• _RECORDS TO PROCESS_:
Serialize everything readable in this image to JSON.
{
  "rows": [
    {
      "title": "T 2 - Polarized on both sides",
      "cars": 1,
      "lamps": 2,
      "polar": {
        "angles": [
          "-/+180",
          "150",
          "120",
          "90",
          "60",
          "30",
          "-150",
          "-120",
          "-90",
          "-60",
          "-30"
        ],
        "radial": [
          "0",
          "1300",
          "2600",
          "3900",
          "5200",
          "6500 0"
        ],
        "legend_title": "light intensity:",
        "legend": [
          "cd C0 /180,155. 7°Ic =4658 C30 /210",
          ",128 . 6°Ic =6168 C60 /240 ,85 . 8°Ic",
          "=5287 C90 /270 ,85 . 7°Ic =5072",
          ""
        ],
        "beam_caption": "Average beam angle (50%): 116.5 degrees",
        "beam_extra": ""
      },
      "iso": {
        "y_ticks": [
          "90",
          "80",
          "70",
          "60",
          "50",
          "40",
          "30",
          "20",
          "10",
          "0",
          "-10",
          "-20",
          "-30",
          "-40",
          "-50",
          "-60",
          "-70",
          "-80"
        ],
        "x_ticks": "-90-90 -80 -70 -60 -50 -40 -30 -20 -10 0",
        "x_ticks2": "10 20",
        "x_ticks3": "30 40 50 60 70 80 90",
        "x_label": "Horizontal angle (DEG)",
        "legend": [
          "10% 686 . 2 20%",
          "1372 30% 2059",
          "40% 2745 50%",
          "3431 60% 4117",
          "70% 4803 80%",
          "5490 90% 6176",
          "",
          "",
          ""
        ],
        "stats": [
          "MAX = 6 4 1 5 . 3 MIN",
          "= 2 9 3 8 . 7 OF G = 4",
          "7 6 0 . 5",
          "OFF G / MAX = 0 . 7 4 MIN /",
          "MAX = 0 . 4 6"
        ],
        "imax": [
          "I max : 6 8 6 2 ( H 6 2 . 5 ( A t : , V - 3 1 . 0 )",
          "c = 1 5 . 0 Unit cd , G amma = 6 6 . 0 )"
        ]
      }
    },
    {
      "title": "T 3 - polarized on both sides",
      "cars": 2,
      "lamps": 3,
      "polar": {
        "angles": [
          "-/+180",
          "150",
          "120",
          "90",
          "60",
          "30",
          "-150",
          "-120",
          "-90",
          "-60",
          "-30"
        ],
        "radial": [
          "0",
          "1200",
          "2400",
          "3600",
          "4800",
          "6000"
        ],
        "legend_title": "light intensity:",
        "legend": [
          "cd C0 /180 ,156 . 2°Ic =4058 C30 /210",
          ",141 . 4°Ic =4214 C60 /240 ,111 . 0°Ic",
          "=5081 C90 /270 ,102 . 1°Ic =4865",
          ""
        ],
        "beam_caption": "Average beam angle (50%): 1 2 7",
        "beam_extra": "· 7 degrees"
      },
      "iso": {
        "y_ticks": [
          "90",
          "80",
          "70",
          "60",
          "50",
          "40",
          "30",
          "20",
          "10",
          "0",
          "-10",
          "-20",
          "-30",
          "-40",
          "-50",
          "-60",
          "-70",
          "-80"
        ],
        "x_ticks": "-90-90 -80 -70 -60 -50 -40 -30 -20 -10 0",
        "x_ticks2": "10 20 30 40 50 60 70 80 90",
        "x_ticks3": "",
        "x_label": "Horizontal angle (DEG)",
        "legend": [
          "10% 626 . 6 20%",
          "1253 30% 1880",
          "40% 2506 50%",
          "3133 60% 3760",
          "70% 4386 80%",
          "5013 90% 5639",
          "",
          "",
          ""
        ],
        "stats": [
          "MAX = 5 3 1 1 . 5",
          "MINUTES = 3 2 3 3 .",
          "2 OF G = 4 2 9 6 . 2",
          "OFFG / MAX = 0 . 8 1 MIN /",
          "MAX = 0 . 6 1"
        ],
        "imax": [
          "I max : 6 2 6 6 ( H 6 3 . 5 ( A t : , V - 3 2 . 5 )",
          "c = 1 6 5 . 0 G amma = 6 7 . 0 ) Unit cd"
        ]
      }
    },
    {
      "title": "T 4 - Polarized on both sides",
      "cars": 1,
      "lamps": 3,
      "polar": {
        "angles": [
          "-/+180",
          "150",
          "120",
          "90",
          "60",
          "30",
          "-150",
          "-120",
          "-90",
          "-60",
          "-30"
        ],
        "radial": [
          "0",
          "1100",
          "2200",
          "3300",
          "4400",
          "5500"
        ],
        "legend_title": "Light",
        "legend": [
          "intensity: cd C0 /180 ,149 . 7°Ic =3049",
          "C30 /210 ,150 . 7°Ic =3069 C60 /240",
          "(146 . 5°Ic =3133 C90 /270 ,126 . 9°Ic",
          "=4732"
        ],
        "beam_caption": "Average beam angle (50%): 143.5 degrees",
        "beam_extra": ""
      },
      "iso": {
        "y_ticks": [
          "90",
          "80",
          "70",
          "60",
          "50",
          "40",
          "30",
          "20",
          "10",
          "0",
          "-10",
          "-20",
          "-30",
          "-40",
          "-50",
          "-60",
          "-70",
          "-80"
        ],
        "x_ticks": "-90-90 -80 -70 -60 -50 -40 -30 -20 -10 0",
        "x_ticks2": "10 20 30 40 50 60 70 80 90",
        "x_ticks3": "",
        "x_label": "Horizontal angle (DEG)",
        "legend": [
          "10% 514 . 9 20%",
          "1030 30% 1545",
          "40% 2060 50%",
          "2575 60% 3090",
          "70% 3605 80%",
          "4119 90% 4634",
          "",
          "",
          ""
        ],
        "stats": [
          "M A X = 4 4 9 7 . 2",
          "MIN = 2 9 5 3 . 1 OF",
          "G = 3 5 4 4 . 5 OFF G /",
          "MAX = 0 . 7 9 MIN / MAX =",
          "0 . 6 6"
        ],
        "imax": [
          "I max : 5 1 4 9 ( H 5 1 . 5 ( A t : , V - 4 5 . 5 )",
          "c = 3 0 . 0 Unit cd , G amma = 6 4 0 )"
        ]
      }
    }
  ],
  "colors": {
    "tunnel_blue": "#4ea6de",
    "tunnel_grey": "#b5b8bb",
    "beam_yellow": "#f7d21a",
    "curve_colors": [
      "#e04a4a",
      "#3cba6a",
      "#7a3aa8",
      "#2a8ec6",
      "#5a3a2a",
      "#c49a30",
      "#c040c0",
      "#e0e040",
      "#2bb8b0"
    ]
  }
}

• _EXERCISE DETAILS_: Reproduce the listing above verbatim, from first line to last.

• _SOLUTION TO THE PROBLEM_:
Serialize everything readable in this image to JSON.
{
  "rows": [
    {
      "title": "T 2 - Polarized on both sides",
      "cars": 1,
      "lamps": 2,
      "polar": {
        "angles": [
          "-/+180",
          "150",
          "120",
          "90",
          "60",
          "30",
          "-150",
          "-120",
          "-90",
          "-60",
          "-30"
        ],
        "radial": [
          "0",
          "1300",
          "2600",
          "3900",
          "5200",
          "6500 0"
        ],
        "legend_title": "light intensity:",
        "legend": [
          "cd C0 /180,155. 7°Ic =4658 C30 /210",
          ",128 . 6°Ic =6168 C60 /240 ,85 . 8°Ic",
          "=5287 C90 /270 ,85 . 7°Ic =5072",
          ""
        ],
        "beam_caption": "Average beam angle (50%): 116.5 degrees",
        "beam_extra": ""
      },
      "iso": {
        "y_ticks": [
          "90",
          "80",
          "70",
          "60",
          "50",
          "40",
          "30",
          "20",
          "10",
          "0",
          "-10",
          "-20",
          "-30",
          "-40",
          "-50",
          "-60",
          "-70",
          "-80"
        ],
        "x_ticks": "-90-90 -80 -70 -60 -50 -40 -30 -20 -10 0",
        "x_ticks2": "10 20",
        "x_ticks3": "30 40 50 60 70 80 90",
        "x_label": "Horizontal angle (DEG)",
        "legend": [
          "10% 686 . 2 20%",
          "1372 30% 2059",
          "40% 2745 50%",
          "3431 60% 4117",
          "70% 4803 80%",
          "5490 90% 6176",
          "",
          "",
          ""
        ],
        "stats": [
          "MAX = 6 4 1 5 . 3 MIN",
          "= 2 9 3 8 . 7 OF G = 4",
          "7 6 0 . 5",
          "OFF G / MAX = 0 . 7 4 MIN /",
          "MAX = 0 . 4 6"
        ],
        "imax": [
          "I max : 6 8 6 2 ( H 6 2 . 5 ( A t : , V - 3 1 . 0 )",
          "c = 1 5 . 0 Unit cd , G amma = 6 6 . 0 )"
        ]
      }
    },
    {
      "title": "T 3 - polarized on both sides",
      "cars": 2,
      "lamps": 3,
      "polar": {
        "angles": [
          "-/+180",
          "150",
          "120",
          "90",
          "60",
          "30",
          "-150",
          "-120",
          "-90",
          "-60",
          "-30"
        ],
        "radial": [
          "0",
          "1200",
          "2400",
          "3600",
          "4800",
          "6000"
        ],
        "legend_title": "light intensity:",
        "legend": [
          "cd C0 /180 ,156 . 2°Ic =4058 C30 /210",
          ",141 . 4°Ic =4214 C60 /240 ,111 . 0°Ic",
          "=5081 C90 /270 ,102 . 1°Ic =4865",
          ""
        ],
        "beam_caption": "Average beam angle (50%): 1 2 7",
        "beam_extra": "· 7 degrees"
      },
      "iso": {
        "y_ticks": [
          "90",
          "80",
          "70",
          "60",
          "50",
          "40",
          "30",
          "20",
          "10",
          "0",
          "-10",
          "-20",
          "-30",
          "-40",
          "-50",
          "-60",
          "-70",
          "-80"
        ],
        "x_ticks": "-90-90 -80 -70 -60 -50 -40 -30 -20 -10 0",
        "x_ticks2": "10 20 30 40 50 60 70 80 90",
        "x_ticks3": "",
        "x_label": "Horizontal angle (DEG)",
        "legend": [
          "10% 626 . 6 20%",
          "1253 30% 1880",
          "40% 2506 50%",
          "3133 60% 3760",
          "70% 4386 80%",
          "5013 90% 5639",
          "",
          "",
          ""
        ],
        "stats": [
          "MAX = 5 3 1 1 . 5",
          "MINUTES = 3 2 3 3 .",
          "2 OF G = 4 2 9 6 . 2",
          "OFFG / MAX = 0 . 8 1 MIN /",
          "MAX = 0 . 6 1"
        ],
        "imax": [
          "I max : 6 2 6 6 ( H 6 3 . 5 ( A t : , V - 3 2 . 5 )",
          "c = 1 6 5 . 0 G amma = 6 7 . 0 ) Unit cd"
        ]
      }
    },
    {
      "title": "T 4 - Polarized on both sides",
      "cars": 1,
      "lamps": 3,
      "polar": {
        "angles": [
          "-/+180",
          "150",
          "120",
          "90",
          "60",
          "30",
          "-150",
          "-120",
          "-90",
          "-60",
          "-30"
        ],
        "radial": [
          "0",
          "1100",
          "2200",
          "3300",
          "4400",
          "5500"
        ],
        "legend_title": "Light",
        "legend": [
          "intensity: cd C0 /180 ,149 . 7°Ic =3049",
          "C30 /210 ,150 . 7°Ic =3069 C60 /240",
          "(146 . 5°Ic =3133 C90 /270 ,126 . 9°Ic",
          "=4732"
        ],
        "beam_caption": "Average beam angle (50%): 143.5 degrees",
        "beam_extra": ""
      },
      "iso": {
        "y_ticks": [
          "90",
          "80",
          "70",
          "60",
          "50",
          "40",
          "30",
          "20",
          "10",
          "0",
          "-10",
          "-20",
          "-30",
          "-40",
          "-50",
          "-60",
          "-70",
          "-80"
        ],
        "x_ticks": "-90-90 -80 -70 -60 -50 -40 -30 -20 -10 0",
        "x_ticks2": "10 20 30 40 50 60 70 80 90",
        "x_ticks3": "",
        "x_label": "Horizontal angle (DEG)",
        "legend": [
          "10% 514 . 9 20%",
          "1030 30% 1545",
          "40% 2060 50%",
          "2575 60% 3090",
          "70% 3605 80%",
          "4119 90% 4634",
          "",
          "",
          ""
        ],
        "stats": [
          "M A X = 4 4 9 7 . 2",
          "MIN = 2 9 5 3 . 1 OF",
          "G = 3 5 4 4 . 5 OFF G /",
          "MAX = 0 . 7 9 MIN / MAX =",
          "0 . 6 6"
        ],
        "imax": [
          "I max : 5 1 4 9 ( H 5 1 . 5 ( A t : , V - 4 5 . 5 )",
          "c = 3 0 . 0 Unit cd , G amma = 6 4 0 )"
        ]
      }
    }
  ],
  "colors": {
    "tunnel_blue": "#4ea6de",
    "tunnel_grey": "#b5b8bb",
    "beam_yellow": "#f7d21a",
    "curve_colors": [
      "#e04a4a",
      "#3cba6a",
      "#7a3aa8",
      "#2a8ec6",
      "#5a3a2a",
      "#c49a30",
      "#c040c0",
      "#e0e040",
      "#2bb8b0"
    ]
  }
}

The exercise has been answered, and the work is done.